■ What is being asked
Write out the entire listing below exactly as it appears, minus any pictures.

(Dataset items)
◇ ◇ ◇

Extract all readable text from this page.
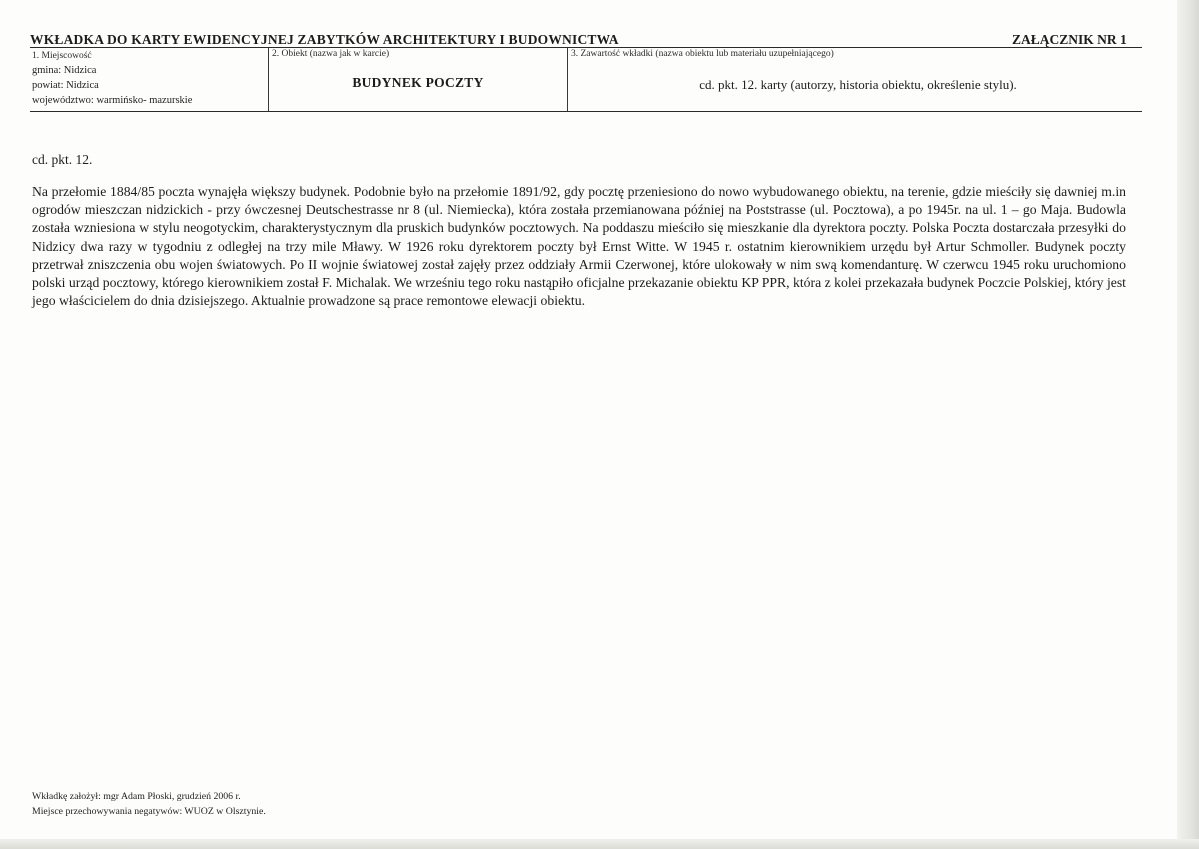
WKŁADKA DO KARTY EWIDENCYJNEJ ZABYTKÓW ARCHITEKTURY I BUDOWNICTWA	ZAŁĄCZNIK NR 1
1. Miejscowość
gmina: Nidzica
powiat: Nidzica
województwo: warmińsko- mazurskie
2. Obiekt (nazwa jak w karcie)
BUDYNEK POCZTY
3. Zawartość wkładki (nazwa obiektu lub materiału uzupełniającego)
cd. pkt. 12. karty (autorzy, historia obiektu, określenie stylu).
cd. pkt. 12.
Na przełomie 1884/85 poczta wynajęła większy budynek. Podobnie było na przełomie 1891/92, gdy pocztę przeniesiono do nowo wybudowanego obiektu, na terenie, gdzie mieściły się dawniej m.in ogrodów mieszczan nidzickich - przy ówczesnej Deutschestrasse nr 8 (ul. Niemiecka), która została przemianowana później na Poststrasse (ul. Pocztowa), a po 1945r. na ul. 1 – go Maja. Budowla została wzniesiona w stylu neogotyckim, charakterystycznym dla pruskich budynków pocztowych. Na poddaszu mieściło się mieszkanie dla dyrektora poczty. Polska Poczta dostarczała przesyłki do Nidzicy dwa razy w tygodniu z odległej na trzy mile Mławy. W 1926 roku dyrektorem poczty był Ernst Witte. W 1945 r. ostatnim kierownikiem urzędu był Artur Schmoller. Budynek poczty przetrwał zniszczenia obu wojen światowych. Po II wojnie światowej został zajęły przez oddziały Armii Czerwonej, które ulokowały w nim swą komendanturę. W czerwcu 1945 roku uruchomiono polski urząd pocztowy, którego kierownikiem został F. Michalak. We wrześniu tego roku nastąpiło oficjalne przekazanie obiektu KP PPR, która z kolei przekazała budynek Poczcie Polskiej, który jest jego właścicielem do dnia dzisiejszego. Aktualnie prowadzone są prace remontowe elewacji obiektu.
Wkładkę założył: mgr Adam Płoski, grudzień 2006 r.
Miejsce przechowywania negatywów: WUOZ w Olsztynie.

◇ ◇ ◇

■ Expected answer
Extract all readable text from this page.
WKŁADKA DO KARTY EWIDENCYJNEJ ZABYTKÓW ARCHITEKTURY I BUDOWNICTWA	ZAŁĄCZNIK NR 1
1. Miejscowość
gmina: Nidzica
powiat: Nidzica
województwo: warmińsko- mazurskie
2. Obiekt (nazwa jak w karcie)
BUDYNEK POCZTY
3. Zawartość wkładki (nazwa obiektu lub materiału uzupełniającego)
cd. pkt. 12. karty (autorzy, historia obiektu, określenie stylu).
cd. pkt. 12.
Na przełomie 1884/85 poczta wynajęła większy budynek. Podobnie było na przełomie 1891/92, gdy pocztę przeniesiono do nowo wybudowanego obiektu, na terenie, gdzie mieściły się dawniej m.in ogrodów mieszczan nidzickich - przy ówczesnej Deutschestrasse nr 8 (ul. Niemiecka), która została przemianowana później na Poststrasse (ul. Pocztowa), a po 1945r. na ul. 1 – go Maja. Budowla została wzniesiona w stylu neogotyckim, charakterystycznym dla pruskich budynków pocztowych. Na poddaszu mieściło się mieszkanie dla dyrektora poczty. Polska Poczta dostarczała przesyłki do Nidzicy dwa razy w tygodniu z odległej na trzy mile Mławy. W 1926 roku dyrektorem poczty był Ernst Witte. W 1945 r. ostatnim kierownikiem urzędu był Artur Schmoller. Budynek poczty przetrwał zniszczenia obu wojen światowych. Po II wojnie światowej został zajęły przez oddziały Armii Czerwonej, które ulokowały w nim swą komendanturę. W czerwcu 1945 roku uruchomiono polski urząd pocztowy, którego kierownikiem został F. Michalak. We wrześniu tego roku nastąpiło oficjalne przekazanie obiektu KP PPR, która z kolei przekazała budynek Poczcie Polskiej, który jest jego właścicielem do dnia dzisiejszego. Aktualnie prowadzone są prace remontowe elewacji obiektu.
Wkładkę założył: mgr Adam Płoski, grudzień 2006 r.
Miejsce przechowywania negatywów: WUOZ w Olsztynie.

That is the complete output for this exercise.